_WHAT IS REQUIRED_.
Could you rewrite every item below as a JSON list of strings, with one string per line and blank lines left out?

_RECORDS TO PROCESS_.
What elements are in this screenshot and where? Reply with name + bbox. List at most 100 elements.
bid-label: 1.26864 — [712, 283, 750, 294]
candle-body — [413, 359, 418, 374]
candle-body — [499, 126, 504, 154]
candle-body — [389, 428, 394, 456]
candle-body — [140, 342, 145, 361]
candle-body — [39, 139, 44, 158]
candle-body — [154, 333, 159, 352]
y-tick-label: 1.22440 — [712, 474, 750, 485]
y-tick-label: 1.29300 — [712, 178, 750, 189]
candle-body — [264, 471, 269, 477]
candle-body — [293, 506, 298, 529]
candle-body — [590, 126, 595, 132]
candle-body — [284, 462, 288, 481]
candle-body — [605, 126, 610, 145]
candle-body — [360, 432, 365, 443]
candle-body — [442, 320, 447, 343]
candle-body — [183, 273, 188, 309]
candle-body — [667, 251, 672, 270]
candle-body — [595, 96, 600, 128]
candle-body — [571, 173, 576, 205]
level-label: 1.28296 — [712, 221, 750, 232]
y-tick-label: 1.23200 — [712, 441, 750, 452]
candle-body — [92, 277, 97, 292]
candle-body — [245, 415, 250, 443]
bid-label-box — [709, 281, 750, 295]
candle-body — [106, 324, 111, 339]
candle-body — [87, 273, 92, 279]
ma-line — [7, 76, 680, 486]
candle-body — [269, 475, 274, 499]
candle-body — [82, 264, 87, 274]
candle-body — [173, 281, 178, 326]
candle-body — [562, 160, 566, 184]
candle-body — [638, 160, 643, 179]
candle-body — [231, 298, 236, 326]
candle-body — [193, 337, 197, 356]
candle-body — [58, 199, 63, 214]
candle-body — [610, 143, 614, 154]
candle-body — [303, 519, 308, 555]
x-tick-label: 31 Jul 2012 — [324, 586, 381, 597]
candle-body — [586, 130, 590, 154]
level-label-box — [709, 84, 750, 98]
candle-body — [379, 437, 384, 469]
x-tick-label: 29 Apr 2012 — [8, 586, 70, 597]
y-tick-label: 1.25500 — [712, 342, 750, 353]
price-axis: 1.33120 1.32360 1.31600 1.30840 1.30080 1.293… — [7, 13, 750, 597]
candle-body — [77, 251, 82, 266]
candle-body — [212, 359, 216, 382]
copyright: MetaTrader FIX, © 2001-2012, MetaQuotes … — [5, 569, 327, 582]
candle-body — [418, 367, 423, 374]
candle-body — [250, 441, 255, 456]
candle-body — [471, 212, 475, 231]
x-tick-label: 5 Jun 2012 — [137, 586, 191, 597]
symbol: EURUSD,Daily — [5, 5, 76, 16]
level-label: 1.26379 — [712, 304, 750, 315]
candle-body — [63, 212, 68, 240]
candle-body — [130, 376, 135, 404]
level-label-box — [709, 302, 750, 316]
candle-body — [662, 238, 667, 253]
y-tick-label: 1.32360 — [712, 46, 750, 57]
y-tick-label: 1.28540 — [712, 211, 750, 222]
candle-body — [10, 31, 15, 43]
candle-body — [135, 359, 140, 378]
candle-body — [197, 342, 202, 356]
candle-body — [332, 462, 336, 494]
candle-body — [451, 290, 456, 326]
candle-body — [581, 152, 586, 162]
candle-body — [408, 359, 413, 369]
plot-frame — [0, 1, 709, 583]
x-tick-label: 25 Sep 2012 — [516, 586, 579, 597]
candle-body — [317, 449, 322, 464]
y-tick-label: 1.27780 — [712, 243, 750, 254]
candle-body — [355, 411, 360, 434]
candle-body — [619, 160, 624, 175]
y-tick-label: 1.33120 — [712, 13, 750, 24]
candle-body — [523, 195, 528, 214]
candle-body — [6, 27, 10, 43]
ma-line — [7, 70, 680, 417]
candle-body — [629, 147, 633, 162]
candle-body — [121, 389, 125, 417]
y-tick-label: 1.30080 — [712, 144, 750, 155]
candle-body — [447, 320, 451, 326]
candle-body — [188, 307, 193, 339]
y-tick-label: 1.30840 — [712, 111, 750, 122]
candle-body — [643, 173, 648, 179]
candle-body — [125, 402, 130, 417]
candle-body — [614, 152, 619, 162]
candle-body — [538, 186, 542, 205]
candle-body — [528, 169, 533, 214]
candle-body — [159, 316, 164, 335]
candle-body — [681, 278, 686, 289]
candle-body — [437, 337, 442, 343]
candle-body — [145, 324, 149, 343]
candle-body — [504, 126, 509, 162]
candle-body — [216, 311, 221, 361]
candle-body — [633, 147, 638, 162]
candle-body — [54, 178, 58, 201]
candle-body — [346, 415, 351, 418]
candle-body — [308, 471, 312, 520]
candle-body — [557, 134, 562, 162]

_EXERCISE OUTPUT_.
[
  "What elements are in this screenshot and where? Reply with name + bbox. List at most 100 elements.",
  "bid-label: 1.26864 — [712, 283, 750, 294]",
  "candle-body — [413, 359, 418, 374]",
  "candle-body — [499, 126, 504, 154]",
  "candle-body — [389, 428, 394, 456]",
  "candle-body — [140, 342, 145, 361]",
  "candle-body — [39, 139, 44, 158]",
  "candle-body — [154, 333, 159, 352]",
  "y-tick-label: 1.22440 — [712, 474, 750, 485]",
  "y-tick-label: 1.29300 — [712, 178, 750, 189]",
  "candle-body — [264, 471, 269, 477]",
  "candle-body — [293, 506, 298, 529]",
  "candle-body — [590, 126, 595, 132]",
  "candle-body — [284, 462, 288, 481]",
  "candle-body — [605, 126, 610, 145]",
  "candle-body — [360, 432, 365, 443]",
  "candle-body — [442, 320, 447, 343]",
  "candle-body — [183, 273, 188, 309]",
  "candle-body — [667, 251, 672, 270]",
  "candle-body — [595, 96, 600, 128]",
  "candle-body — [571, 173, 576, 205]",
  "level-label: 1.28296 — [712, 221, 750, 232]",
  "y-tick-label: 1.23200 — [712, 441, 750, 452]",
  "candle-body — [92, 277, 97, 292]",
  "candle-body — [245, 415, 250, 443]",
  "bid-label-box — [709, 281, 750, 295]",
  "candle-body — [106, 324, 111, 339]",
  "candle-body — [87, 273, 92, 279]",
  "ma-line — [7, 76, 680, 486]",
  "candle-body — [269, 475, 274, 499]",
  "candle-body — [82, 264, 87, 274]",
  "candle-body — [173, 281, 178, 326]",
  "candle-body — [562, 160, 566, 184]",
  "candle-body — [638, 160, 643, 179]",
  "candle-body — [231, 298, 236, 326]",
  "candle-body — [193, 337, 197, 356]",
  "candle-body — [58, 199, 63, 214]",
  "candle-body — [610, 143, 614, 154]",
  "candle-body — [303, 519, 308, 555]",
  "x-tick-label: 31 Jul 2012 — [324, 586, 381, 597]",
  "candle-body — [586, 130, 590, 154]",
  "level-label-box — [709, 84, 750, 98]",
  "candle-body — [379, 437, 384, 469]",
  "x-tick-label: 29 Apr 2012 — [8, 586, 70, 597]",
  "y-tick-label: 1.25500 — [712, 342, 750, 353]",
  "price-axis: 1.33120 1.32360 1.31600 1.30840 1.30080 1.293… — [7, 13, 750, 597]",
  "candle-body — [77, 251, 82, 266]",
  "candle-body — [212, 359, 216, 382]",
  "copyright: MetaTrader FIX, © 2001-2012, MetaQuotes … — [5, 569, 327, 582]",
  "candle-body — [418, 367, 423, 374]",
  "candle-body — [250, 441, 255, 456]",
  "candle-body — [471, 212, 475, 231]",
  "x-tick-label: 5 Jun 2012 — [137, 586, 191, 597]",
  "symbol: EURUSD,Daily — [5, 5, 76, 16]",
  "level-label: 1.26379 — [712, 304, 750, 315]",
  "candle-body — [63, 212, 68, 240]",
  "candle-body — [130, 376, 135, 404]",
  "level-label-box — [709, 302, 750, 316]",
  "candle-body — [662, 238, 667, 253]",
  "y-tick-label: 1.32360 — [712, 46, 750, 57]",
  "y-tick-label: 1.28540 — [712, 211, 750, 222]",
  "candle-body — [10, 31, 15, 43]",
  "candle-body — [135, 359, 140, 378]",
  "candle-body — [197, 342, 202, 356]",
  "candle-body — [332, 462, 336, 494]",
  "candle-body — [451, 290, 456, 326]",
  "candle-body — [581, 152, 586, 162]",
  "candle-body — [408, 359, 413, 369]",
  "plot-frame — [0, 1, 709, 583]",
  "x-tick-label: 25 Sep 2012 — [516, 586, 579, 597]",
  "candle-body — [317, 449, 322, 464]",
  "y-tick-label: 1.27780 — [712, 243, 750, 254]",
  "candle-body — [355, 411, 360, 434]",
  "candle-body — [619, 160, 624, 175]",
  "y-tick-label: 1.33120 — [712, 13, 750, 24]",
  "candle-body — [523, 195, 528, 214]",
  "candle-body — [6, 27, 10, 43]",
  "ma-line — [7, 70, 680, 417]",
  "candle-body — [629, 147, 633, 162]",
  "candle-body — [121, 389, 125, 417]",
  "y-tick-label: 1.30080 — [712, 144, 750, 155]",
  "candle-body — [447, 320, 451, 326]",
  "candle-body — [188, 307, 193, 339]",
  "y-tick-label: 1.30840 — [712, 111, 750, 122]",
  "candle-body — [643, 173, 648, 179]",
  "candle-body — [125, 402, 130, 417]",
  "candle-body — [614, 152, 619, 162]",
  "candle-body — [538, 186, 542, 205]",
  "candle-body — [528, 169, 533, 214]",
  "candle-body — [159, 316, 164, 335]",
  "candle-body — [681, 278, 686, 289]",
  "candle-body — [437, 337, 442, 343]",
  "candle-body — [145, 324, 149, 343]",
  "candle-body — [504, 126, 509, 162]",
  "candle-body — [216, 311, 221, 361]",
  "candle-body — [633, 147, 638, 162]",
  "candle-body — [54, 178, 58, 201]",
  "candle-body — [346, 415, 351, 418]",
  "candle-body — [308, 471, 312, 520]",
  "candle-body — [557, 134, 562, 162]"
]